Set problem: Repeat the records word for word, excluding any picture.
____ Material supplied
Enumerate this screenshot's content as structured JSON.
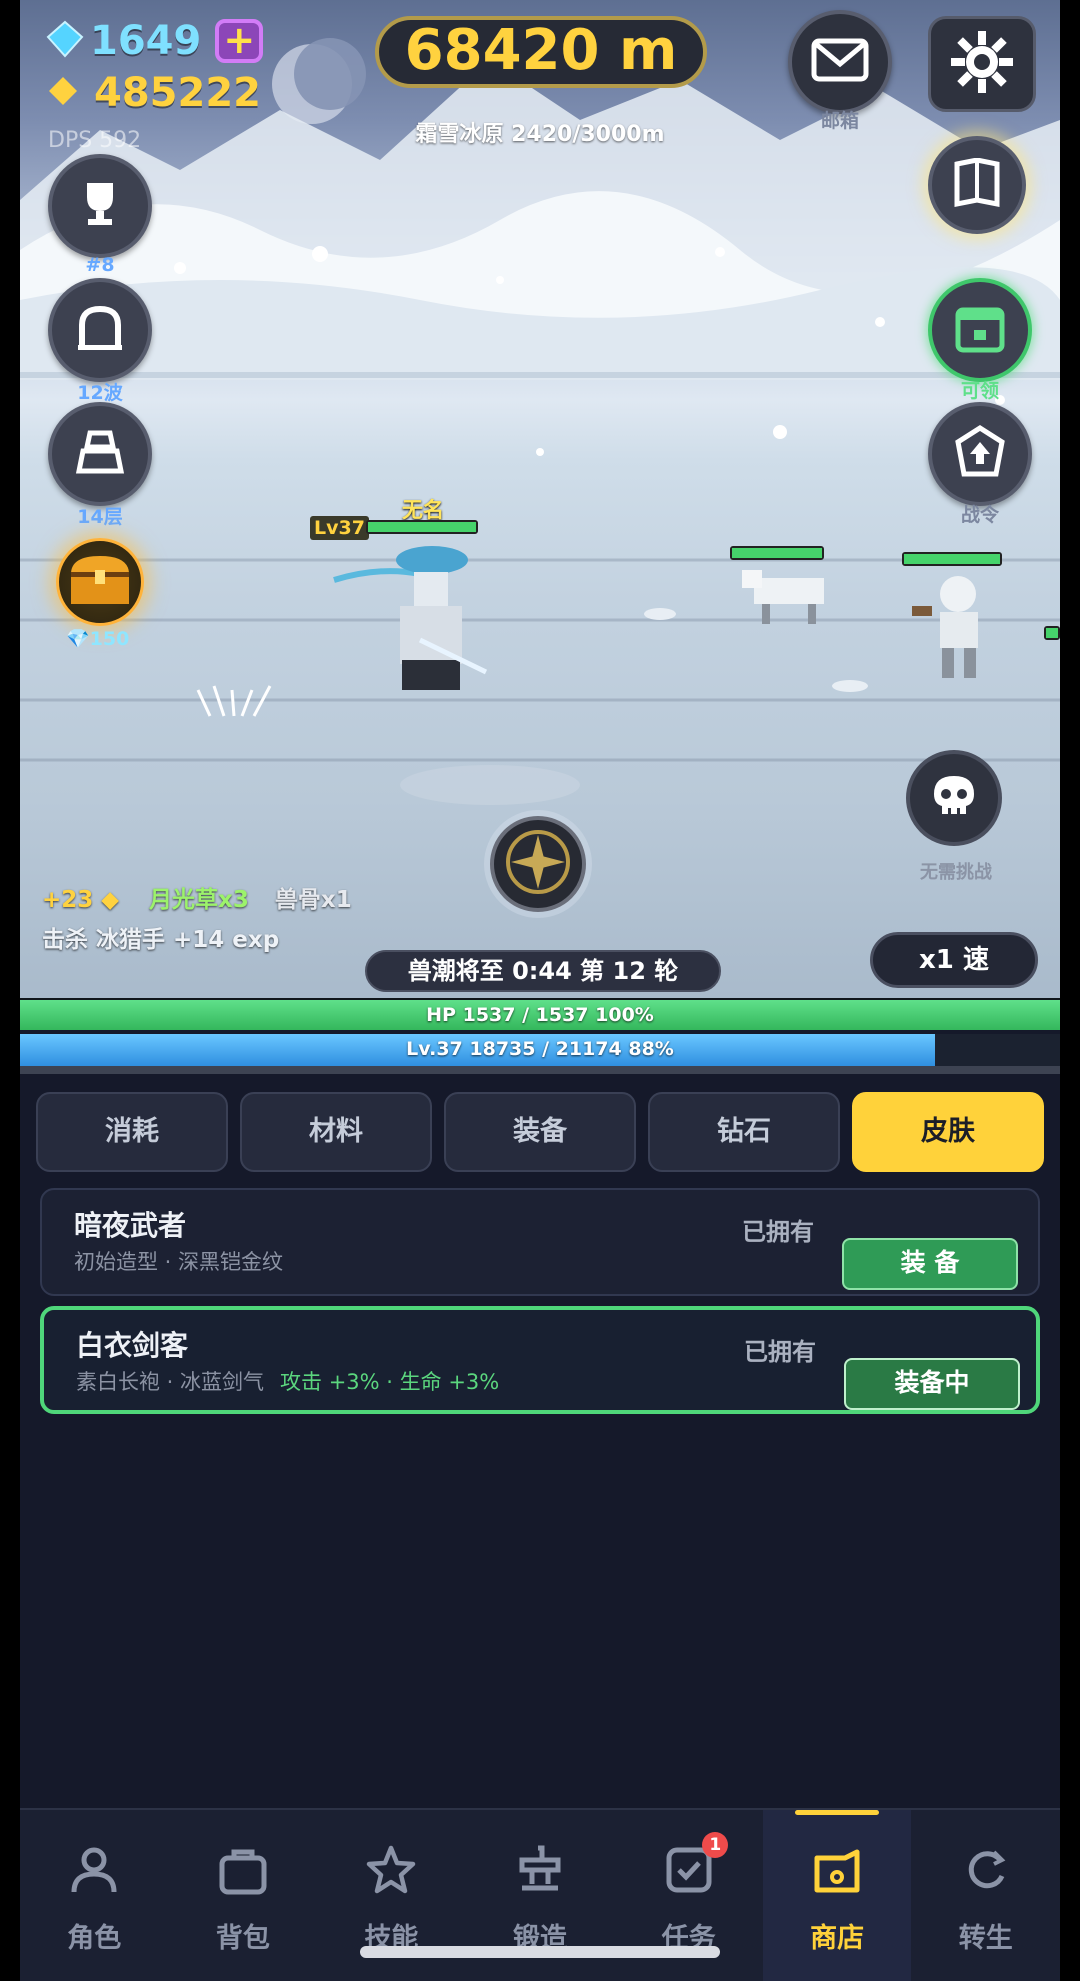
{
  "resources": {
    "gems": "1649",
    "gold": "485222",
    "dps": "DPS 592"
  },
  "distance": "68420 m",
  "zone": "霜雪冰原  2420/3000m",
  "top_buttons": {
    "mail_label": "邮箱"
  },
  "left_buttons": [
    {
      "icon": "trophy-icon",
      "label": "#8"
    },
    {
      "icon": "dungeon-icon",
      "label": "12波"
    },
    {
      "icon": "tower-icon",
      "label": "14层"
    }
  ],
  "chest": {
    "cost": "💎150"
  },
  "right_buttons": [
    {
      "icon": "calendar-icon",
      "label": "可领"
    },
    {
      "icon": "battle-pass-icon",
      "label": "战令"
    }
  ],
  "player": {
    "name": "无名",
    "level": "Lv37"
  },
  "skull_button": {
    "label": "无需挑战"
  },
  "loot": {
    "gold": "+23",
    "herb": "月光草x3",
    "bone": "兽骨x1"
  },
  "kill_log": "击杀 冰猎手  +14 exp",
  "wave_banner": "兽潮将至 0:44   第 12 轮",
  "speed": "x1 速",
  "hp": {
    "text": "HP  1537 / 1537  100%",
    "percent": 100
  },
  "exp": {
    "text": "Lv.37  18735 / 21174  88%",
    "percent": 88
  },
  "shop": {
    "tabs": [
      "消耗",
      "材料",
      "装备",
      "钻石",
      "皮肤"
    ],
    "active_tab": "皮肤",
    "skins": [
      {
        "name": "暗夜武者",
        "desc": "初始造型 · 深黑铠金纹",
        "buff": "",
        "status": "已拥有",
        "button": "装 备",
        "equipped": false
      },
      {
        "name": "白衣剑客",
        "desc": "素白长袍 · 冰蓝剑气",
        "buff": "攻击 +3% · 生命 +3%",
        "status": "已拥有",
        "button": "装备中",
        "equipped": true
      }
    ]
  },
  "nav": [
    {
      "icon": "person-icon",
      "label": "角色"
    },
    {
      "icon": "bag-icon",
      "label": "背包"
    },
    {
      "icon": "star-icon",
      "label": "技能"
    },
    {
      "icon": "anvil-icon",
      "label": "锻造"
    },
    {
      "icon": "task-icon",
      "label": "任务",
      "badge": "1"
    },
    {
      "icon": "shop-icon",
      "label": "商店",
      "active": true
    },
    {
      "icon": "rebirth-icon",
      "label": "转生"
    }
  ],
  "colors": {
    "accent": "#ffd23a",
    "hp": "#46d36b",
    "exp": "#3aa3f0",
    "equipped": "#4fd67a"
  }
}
________
Exercise solution:
Enumerate this screenshot's content as structured JSON.
{
  "resources": {
    "gems": "1649",
    "gold": "485222",
    "dps": "DPS 592"
  },
  "distance": "68420 m",
  "zone": "霜雪冰原  2420/3000m",
  "top_buttons": {
    "mail_label": "邮箱"
  },
  "left_buttons": [
    {
      "icon": "trophy-icon",
      "label": "#8"
    },
    {
      "icon": "dungeon-icon",
      "label": "12波"
    },
    {
      "icon": "tower-icon",
      "label": "14层"
    }
  ],
  "chest": {
    "cost": "💎150"
  },
  "right_buttons": [
    {
      "icon": "calendar-icon",
      "label": "可领"
    },
    {
      "icon": "battle-pass-icon",
      "label": "战令"
    }
  ],
  "player": {
    "name": "无名",
    "level": "Lv37"
  },
  "skull_button": {
    "label": "无需挑战"
  },
  "loot": {
    "gold": "+23",
    "herb": "月光草x3",
    "bone": "兽骨x1"
  },
  "kill_log": "击杀 冰猎手  +14 exp",
  "wave_banner": "兽潮将至 0:44   第 12 轮",
  "speed": "x1 速",
  "hp": {
    "text": "HP  1537 / 1537  100%",
    "percent": 100
  },
  "exp": {
    "text": "Lv.37  18735 / 21174  88%",
    "percent": 88
  },
  "shop": {
    "tabs": [
      "消耗",
      "材料",
      "装备",
      "钻石",
      "皮肤"
    ],
    "active_tab": "皮肤",
    "skins": [
      {
        "name": "暗夜武者",
        "desc": "初始造型 · 深黑铠金纹",
        "buff": "",
        "status": "已拥有",
        "button": "装 备",
        "equipped": false
      },
      {
        "name": "白衣剑客",
        "desc": "素白长袍 · 冰蓝剑气",
        "buff": "攻击 +3% · 生命 +3%",
        "status": "已拥有",
        "button": "装备中",
        "equipped": true
      }
    ]
  },
  "nav": [
    {
      "icon": "person-icon",
      "label": "角色"
    },
    {
      "icon": "bag-icon",
      "label": "背包"
    },
    {
      "icon": "star-icon",
      "label": "技能"
    },
    {
      "icon": "anvil-icon",
      "label": "锻造"
    },
    {
      "icon": "task-icon",
      "label": "任务",
      "badge": "1"
    },
    {
      "icon": "shop-icon",
      "label": "商店",
      "active": true
    },
    {
      "icon": "rebirth-icon",
      "label": "转生"
    }
  ],
  "colors": {
    "accent": "#ffd23a",
    "hp": "#46d36b",
    "exp": "#3aa3f0",
    "equipped": "#4fd67a"
  }
}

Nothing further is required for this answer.